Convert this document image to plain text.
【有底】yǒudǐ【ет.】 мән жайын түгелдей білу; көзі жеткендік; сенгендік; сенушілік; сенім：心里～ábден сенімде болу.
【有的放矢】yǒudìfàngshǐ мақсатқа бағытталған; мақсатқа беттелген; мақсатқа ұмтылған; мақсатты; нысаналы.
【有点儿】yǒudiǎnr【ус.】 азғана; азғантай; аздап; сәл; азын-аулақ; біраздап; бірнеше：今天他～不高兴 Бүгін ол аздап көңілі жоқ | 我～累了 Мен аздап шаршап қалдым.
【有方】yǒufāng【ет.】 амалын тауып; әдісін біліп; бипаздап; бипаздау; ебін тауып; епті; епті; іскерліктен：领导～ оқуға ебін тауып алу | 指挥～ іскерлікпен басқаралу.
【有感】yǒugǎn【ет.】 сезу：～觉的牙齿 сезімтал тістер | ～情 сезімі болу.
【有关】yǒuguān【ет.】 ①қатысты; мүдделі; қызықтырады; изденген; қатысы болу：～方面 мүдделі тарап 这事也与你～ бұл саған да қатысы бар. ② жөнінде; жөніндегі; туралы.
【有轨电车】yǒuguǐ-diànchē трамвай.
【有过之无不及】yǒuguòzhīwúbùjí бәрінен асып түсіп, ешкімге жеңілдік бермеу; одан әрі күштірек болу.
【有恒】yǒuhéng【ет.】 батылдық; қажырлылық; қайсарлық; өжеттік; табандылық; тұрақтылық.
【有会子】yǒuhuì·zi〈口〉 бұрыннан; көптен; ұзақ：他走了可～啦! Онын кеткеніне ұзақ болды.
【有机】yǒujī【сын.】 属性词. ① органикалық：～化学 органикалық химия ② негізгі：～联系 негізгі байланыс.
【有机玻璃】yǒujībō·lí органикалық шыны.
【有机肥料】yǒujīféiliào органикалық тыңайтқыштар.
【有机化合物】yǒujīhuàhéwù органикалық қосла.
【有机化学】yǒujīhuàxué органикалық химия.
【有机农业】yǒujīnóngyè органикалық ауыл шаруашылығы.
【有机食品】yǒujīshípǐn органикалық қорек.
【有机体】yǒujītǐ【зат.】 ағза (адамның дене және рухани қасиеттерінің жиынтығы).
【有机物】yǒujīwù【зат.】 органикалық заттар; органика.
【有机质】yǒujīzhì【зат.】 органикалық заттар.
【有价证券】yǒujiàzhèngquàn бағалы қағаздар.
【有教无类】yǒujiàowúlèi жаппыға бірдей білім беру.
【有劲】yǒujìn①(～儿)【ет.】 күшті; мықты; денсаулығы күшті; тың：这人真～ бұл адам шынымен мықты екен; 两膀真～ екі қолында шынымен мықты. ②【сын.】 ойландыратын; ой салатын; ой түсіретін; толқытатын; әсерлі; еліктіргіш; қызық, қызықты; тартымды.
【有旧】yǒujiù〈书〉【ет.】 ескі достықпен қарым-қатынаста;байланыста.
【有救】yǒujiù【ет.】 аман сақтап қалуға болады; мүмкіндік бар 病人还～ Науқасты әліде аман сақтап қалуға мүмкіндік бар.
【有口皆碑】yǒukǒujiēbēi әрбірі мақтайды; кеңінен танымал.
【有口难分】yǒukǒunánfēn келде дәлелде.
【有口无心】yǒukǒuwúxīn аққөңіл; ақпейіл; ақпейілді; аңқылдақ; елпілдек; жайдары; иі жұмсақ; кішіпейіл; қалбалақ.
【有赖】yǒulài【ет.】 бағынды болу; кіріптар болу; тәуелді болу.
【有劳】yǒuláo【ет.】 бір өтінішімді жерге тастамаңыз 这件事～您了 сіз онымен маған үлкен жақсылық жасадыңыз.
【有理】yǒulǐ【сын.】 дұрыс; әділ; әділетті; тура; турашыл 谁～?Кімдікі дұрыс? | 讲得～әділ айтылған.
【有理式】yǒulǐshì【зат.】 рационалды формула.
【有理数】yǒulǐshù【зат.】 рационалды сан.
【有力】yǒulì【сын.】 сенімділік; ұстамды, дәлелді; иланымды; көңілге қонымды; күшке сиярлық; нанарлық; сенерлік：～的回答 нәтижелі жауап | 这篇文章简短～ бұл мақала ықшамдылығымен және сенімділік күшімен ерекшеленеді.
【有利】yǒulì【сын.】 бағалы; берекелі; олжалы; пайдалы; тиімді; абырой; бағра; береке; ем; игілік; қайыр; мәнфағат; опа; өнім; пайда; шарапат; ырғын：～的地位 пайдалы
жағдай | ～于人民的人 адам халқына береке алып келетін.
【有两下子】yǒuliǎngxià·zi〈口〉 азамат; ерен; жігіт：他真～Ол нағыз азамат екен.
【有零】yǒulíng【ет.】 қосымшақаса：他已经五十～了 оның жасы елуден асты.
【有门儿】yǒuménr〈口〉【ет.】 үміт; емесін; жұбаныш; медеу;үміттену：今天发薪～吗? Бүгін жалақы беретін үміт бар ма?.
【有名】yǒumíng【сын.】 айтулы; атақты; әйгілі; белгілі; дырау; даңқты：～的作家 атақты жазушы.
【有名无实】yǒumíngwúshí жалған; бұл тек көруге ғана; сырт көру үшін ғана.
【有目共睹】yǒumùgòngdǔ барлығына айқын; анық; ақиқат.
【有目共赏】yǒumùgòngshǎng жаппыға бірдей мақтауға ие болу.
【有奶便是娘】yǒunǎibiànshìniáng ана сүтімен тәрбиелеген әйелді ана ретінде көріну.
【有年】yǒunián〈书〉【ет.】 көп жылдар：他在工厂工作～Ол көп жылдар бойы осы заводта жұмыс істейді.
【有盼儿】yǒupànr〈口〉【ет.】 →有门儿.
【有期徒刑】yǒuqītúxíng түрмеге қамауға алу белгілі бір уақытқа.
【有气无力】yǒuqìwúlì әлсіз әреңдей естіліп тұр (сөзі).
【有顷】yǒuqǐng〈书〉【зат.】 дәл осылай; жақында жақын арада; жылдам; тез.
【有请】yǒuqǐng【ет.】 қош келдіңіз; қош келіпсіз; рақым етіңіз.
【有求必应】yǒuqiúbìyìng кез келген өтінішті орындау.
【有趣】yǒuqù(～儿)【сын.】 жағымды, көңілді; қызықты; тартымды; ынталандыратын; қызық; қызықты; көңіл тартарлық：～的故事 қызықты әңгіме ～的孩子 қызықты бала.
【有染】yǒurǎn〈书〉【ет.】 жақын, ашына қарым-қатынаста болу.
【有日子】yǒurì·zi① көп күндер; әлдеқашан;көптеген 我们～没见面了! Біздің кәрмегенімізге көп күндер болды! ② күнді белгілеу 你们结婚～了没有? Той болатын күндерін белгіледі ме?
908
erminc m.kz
...
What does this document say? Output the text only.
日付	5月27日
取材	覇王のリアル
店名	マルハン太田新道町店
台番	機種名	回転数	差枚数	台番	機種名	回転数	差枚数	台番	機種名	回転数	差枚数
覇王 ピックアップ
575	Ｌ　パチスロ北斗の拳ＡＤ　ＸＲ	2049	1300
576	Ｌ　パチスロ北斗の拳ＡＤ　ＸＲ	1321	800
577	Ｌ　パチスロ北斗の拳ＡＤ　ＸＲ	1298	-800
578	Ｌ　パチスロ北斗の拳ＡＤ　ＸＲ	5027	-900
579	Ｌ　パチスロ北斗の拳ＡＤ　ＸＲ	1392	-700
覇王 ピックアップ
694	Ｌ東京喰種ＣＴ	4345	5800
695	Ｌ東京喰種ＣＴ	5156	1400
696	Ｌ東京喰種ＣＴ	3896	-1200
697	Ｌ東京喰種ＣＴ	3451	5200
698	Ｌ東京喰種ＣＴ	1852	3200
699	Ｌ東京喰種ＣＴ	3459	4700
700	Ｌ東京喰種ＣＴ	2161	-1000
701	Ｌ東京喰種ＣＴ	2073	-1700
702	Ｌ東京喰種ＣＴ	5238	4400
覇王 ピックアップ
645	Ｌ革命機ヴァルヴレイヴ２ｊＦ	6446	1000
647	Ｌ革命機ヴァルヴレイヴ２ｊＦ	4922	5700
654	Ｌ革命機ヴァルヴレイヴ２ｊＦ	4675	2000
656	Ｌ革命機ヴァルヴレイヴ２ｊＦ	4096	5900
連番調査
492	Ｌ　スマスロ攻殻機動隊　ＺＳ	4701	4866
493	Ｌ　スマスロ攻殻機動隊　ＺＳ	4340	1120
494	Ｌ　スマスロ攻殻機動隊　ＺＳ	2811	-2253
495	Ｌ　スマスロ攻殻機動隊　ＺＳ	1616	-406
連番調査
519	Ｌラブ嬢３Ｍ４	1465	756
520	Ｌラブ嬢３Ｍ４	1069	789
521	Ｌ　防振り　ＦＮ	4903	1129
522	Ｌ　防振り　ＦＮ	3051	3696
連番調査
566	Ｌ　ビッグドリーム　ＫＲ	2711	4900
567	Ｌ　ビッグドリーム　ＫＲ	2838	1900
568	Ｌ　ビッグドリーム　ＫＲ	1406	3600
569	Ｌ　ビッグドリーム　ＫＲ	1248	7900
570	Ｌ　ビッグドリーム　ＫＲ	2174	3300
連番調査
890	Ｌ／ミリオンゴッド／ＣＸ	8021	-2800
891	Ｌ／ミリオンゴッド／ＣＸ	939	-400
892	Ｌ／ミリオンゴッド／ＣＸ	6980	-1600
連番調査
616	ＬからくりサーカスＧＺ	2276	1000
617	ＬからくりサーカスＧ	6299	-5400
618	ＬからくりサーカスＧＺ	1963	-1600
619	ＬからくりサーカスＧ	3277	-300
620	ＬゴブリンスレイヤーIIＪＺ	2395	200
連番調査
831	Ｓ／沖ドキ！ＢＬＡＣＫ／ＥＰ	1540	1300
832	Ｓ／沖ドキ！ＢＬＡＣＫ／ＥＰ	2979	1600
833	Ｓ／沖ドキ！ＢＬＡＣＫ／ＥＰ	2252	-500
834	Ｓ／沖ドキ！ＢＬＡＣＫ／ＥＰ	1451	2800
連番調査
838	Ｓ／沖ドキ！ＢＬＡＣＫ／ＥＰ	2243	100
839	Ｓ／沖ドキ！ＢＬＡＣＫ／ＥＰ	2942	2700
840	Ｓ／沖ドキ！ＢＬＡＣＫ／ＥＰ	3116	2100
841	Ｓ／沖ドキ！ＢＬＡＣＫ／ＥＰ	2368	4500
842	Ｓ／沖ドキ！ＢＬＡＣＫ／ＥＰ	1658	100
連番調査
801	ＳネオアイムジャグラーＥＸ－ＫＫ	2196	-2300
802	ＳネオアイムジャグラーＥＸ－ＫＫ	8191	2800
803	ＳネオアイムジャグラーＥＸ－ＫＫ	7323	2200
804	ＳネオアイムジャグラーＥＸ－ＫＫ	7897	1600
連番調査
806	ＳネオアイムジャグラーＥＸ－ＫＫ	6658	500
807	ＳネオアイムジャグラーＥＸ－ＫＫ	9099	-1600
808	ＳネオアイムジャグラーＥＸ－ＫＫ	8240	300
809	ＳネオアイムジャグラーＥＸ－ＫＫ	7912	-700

**What you are asked to do**
What is the number of lines in these records that contain "жаппыға"? Reply with the number only.

**Task result**
2